*Objective*.
The listing beneath should be written out in full, exactly as shown.
## begin Supplied information
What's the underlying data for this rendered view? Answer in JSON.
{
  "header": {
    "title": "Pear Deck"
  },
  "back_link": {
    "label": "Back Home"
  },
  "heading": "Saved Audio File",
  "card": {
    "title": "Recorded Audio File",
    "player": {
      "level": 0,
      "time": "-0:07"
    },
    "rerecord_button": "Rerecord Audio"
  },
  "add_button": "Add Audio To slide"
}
## end Supplied information
*Full solution*.
What's the underlying data for this rendered view? Answer in JSON.
{
  "header": {
    "title": "Pear Deck"
  },
  "back_link": {
    "label": "Back Home"
  },
  "heading": "Saved Audio File",
  "card": {
    "title": "Recorded Audio File",
    "player": {
      "level": 0,
      "time": "-0:07"
    },
    "rerecord_button": "Rerecord Audio"
  },
  "add_button": "Add Audio To slide"
}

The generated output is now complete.